> REQUIREMENTS
The entries below should be given again exactly, minus their pictures.

> PROVIDED DATA
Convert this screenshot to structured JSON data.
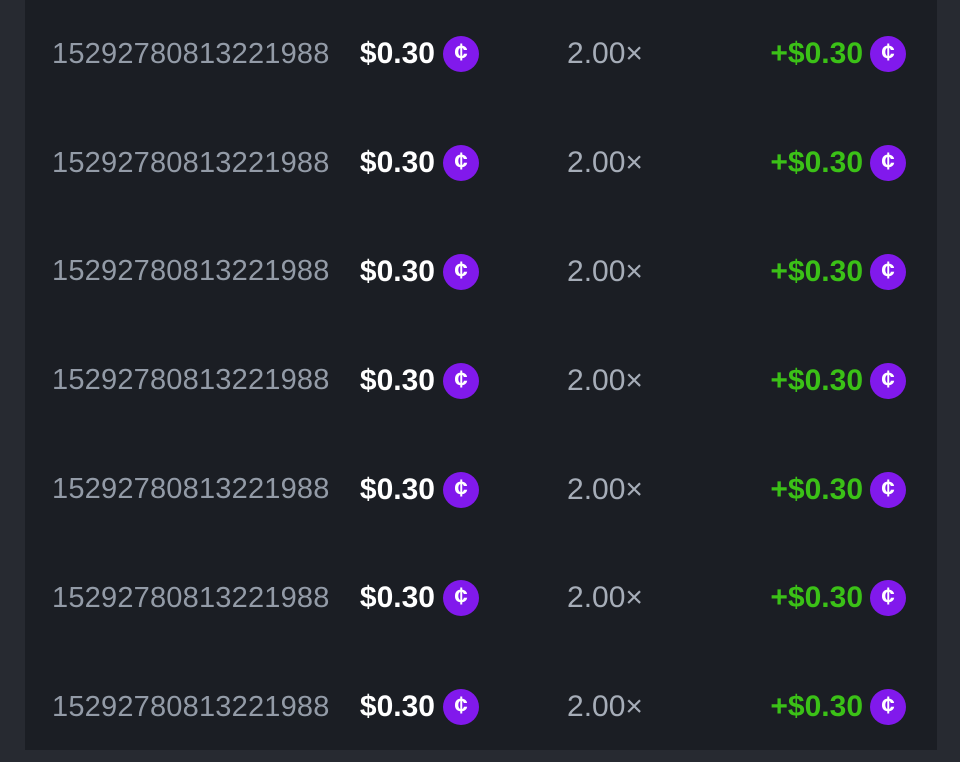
{
  "colors": {
    "page_background": "#272A31",
    "table_background": "#1B1E24",
    "id_text": "#939BA7",
    "multiplier_text": "#A6ADB8",
    "bet_text": "#FFFFFF",
    "payout_text": "#3BC117",
    "coin_background": "#8119EC",
    "coin_glyph_color": "#FFFFFF"
  },
  "coin": {
    "glyph": "¢",
    "icon_name": "cent-coin-icon"
  },
  "bets": {
    "rows": [
      {
        "id": "15292780813221988",
        "bet_amount": "$0.30",
        "multiplier": "2.00×",
        "payout": "+$0.30"
      },
      {
        "id": "15292780813221988",
        "bet_amount": "$0.30",
        "multiplier": "2.00×",
        "payout": "+$0.30"
      },
      {
        "id": "15292780813221988",
        "bet_amount": "$0.30",
        "multiplier": "2.00×",
        "payout": "+$0.30"
      },
      {
        "id": "15292780813221988",
        "bet_amount": "$0.30",
        "multiplier": "2.00×",
        "payout": "+$0.30"
      },
      {
        "id": "15292780813221988",
        "bet_amount": "$0.30",
        "multiplier": "2.00×",
        "payout": "+$0.30"
      },
      {
        "id": "15292780813221988",
        "bet_amount": "$0.30",
        "multiplier": "2.00×",
        "payout": "+$0.30"
      },
      {
        "id": "15292780813221988",
        "bet_amount": "$0.30",
        "multiplier": "2.00×",
        "payout": "+$0.30"
      }
    ]
  }
}
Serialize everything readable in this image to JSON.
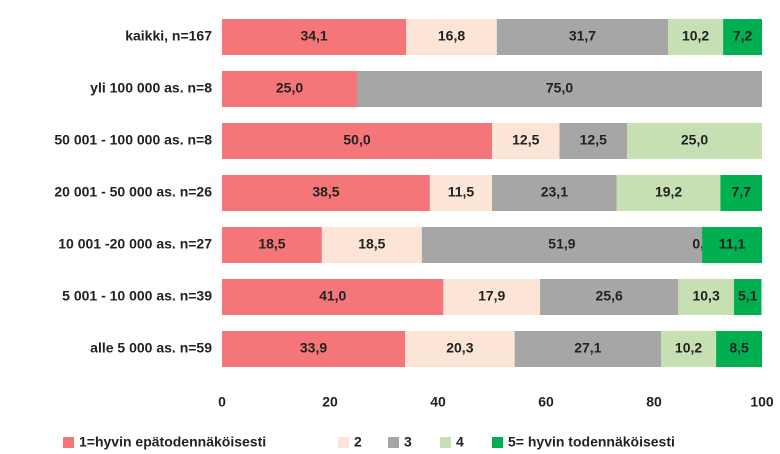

> FINAL ANSWER
Convert this screenshot to structured JSON data.
{
  "colors": {
    "page_background": "#272A31",
    "table_background": "#1B1E24",
    "id_text": "#939BA7",
    "multiplier_text": "#A6ADB8",
    "bet_text": "#FFFFFF",
    "payout_text": "#3BC117",
    "coin_background": "#8119EC",
    "coin_glyph_color": "#FFFFFF"
  },
  "coin": {
    "glyph": "¢",
    "icon_name": "cent-coin-icon"
  },
  "bets": {
    "rows": [
      {
        "id": "15292780813221988",
        "bet_amount": "$0.30",
        "multiplier": "2.00×",
        "payout": "+$0.30"
      },
      {
        "id": "15292780813221988",
        "bet_amount": "$0.30",
        "multiplier": "2.00×",
        "payout": "+$0.30"
      },
      {
        "id": "15292780813221988",
        "bet_amount": "$0.30",
        "multiplier": "2.00×",
        "payout": "+$0.30"
      },
      {
        "id": "15292780813221988",
        "bet_amount": "$0.30",
        "multiplier": "2.00×",
        "payout": "+$0.30"
      },
      {
        "id": "15292780813221988",
        "bet_amount": "$0.30",
        "multiplier": "2.00×",
        "payout": "+$0.30"
      },
      {
        "id": "15292780813221988",
        "bet_amount": "$0.30",
        "multiplier": "2.00×",
        "payout": "+$0.30"
      },
      {
        "id": "15292780813221988",
        "bet_amount": "$0.30",
        "multiplier": "2.00×",
        "payout": "+$0.30"
      }
    ]
  }
}
Serialize everything readable in this image to JSON.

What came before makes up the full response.